Identify each line below that contains the word "للتفضل", and copy it out.

§ **Extracted data**:
________________________

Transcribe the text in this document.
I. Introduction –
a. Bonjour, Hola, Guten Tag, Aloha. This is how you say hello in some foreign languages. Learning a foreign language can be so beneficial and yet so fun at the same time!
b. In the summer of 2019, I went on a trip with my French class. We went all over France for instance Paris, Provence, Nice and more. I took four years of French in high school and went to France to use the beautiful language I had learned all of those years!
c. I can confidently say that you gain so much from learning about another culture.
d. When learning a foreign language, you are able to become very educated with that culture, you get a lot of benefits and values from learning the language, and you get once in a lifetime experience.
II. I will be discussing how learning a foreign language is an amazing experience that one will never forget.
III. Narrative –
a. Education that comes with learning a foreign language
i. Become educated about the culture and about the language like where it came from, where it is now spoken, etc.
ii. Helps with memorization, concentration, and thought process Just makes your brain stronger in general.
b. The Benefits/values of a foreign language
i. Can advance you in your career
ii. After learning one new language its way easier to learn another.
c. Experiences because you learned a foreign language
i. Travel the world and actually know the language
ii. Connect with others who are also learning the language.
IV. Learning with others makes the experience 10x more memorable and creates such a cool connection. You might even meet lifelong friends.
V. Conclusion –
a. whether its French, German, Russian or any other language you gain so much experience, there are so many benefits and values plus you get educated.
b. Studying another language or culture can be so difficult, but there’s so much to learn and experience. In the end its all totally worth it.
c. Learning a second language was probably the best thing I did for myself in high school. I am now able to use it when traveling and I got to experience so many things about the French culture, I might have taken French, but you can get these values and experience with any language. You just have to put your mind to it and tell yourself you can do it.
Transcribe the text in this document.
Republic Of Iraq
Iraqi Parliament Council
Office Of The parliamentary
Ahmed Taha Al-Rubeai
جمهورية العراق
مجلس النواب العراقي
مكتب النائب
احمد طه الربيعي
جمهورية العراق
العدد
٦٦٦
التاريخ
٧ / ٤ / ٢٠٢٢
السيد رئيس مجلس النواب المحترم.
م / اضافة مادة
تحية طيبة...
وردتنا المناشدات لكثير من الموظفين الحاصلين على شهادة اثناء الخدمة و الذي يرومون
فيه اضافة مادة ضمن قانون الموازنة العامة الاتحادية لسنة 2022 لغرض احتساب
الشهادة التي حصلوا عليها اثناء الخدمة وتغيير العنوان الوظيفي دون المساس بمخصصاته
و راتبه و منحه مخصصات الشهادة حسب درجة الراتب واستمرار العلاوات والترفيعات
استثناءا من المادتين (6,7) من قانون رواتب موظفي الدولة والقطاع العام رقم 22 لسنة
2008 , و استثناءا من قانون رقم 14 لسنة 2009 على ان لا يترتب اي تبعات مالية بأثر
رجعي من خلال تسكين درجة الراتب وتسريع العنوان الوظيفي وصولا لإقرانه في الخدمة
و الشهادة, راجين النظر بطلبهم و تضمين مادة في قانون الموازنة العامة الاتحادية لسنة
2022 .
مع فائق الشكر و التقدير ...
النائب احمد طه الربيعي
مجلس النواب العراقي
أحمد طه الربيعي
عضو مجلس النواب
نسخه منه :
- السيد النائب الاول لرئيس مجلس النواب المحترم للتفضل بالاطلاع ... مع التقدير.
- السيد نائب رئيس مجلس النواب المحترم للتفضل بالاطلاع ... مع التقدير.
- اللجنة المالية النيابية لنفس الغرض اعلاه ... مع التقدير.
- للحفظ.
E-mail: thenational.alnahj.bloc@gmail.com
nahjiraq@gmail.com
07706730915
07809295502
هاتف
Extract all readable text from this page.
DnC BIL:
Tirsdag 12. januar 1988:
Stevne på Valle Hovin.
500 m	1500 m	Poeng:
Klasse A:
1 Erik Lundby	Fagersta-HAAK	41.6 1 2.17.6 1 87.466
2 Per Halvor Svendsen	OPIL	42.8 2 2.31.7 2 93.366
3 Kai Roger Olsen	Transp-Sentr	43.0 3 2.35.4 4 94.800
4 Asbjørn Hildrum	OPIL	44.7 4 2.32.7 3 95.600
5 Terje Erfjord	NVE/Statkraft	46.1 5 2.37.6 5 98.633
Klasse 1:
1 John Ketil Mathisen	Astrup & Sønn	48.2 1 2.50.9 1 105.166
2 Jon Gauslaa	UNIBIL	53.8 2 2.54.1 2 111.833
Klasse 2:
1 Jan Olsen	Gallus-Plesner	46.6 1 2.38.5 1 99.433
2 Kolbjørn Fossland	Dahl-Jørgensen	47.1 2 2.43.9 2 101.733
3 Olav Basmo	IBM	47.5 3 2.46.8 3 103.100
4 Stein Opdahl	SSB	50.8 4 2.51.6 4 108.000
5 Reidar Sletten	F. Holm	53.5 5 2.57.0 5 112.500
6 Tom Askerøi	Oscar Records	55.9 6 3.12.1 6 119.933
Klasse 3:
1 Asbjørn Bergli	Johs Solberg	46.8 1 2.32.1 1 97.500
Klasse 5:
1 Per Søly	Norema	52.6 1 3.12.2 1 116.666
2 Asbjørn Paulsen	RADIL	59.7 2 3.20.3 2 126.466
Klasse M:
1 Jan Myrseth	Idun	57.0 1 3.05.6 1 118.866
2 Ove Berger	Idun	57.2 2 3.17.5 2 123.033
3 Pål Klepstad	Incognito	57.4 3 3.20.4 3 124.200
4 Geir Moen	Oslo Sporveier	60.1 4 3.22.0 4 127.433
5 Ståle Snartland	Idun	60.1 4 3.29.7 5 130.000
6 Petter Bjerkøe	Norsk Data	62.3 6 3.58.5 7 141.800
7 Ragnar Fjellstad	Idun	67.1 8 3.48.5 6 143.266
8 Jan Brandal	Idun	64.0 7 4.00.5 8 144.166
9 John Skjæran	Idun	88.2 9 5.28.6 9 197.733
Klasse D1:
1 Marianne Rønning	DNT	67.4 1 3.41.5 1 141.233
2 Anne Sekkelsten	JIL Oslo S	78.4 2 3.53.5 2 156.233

________________________

§ **Task solution**:
- السيد النائب الاول لرئيس مجلس النواب المحترم للتفضل بالاطلاع ... مع التقدير.
- السيد نائب رئيس مجلس النواب المحترم للتفضل بالاطلاع ... مع التقدير.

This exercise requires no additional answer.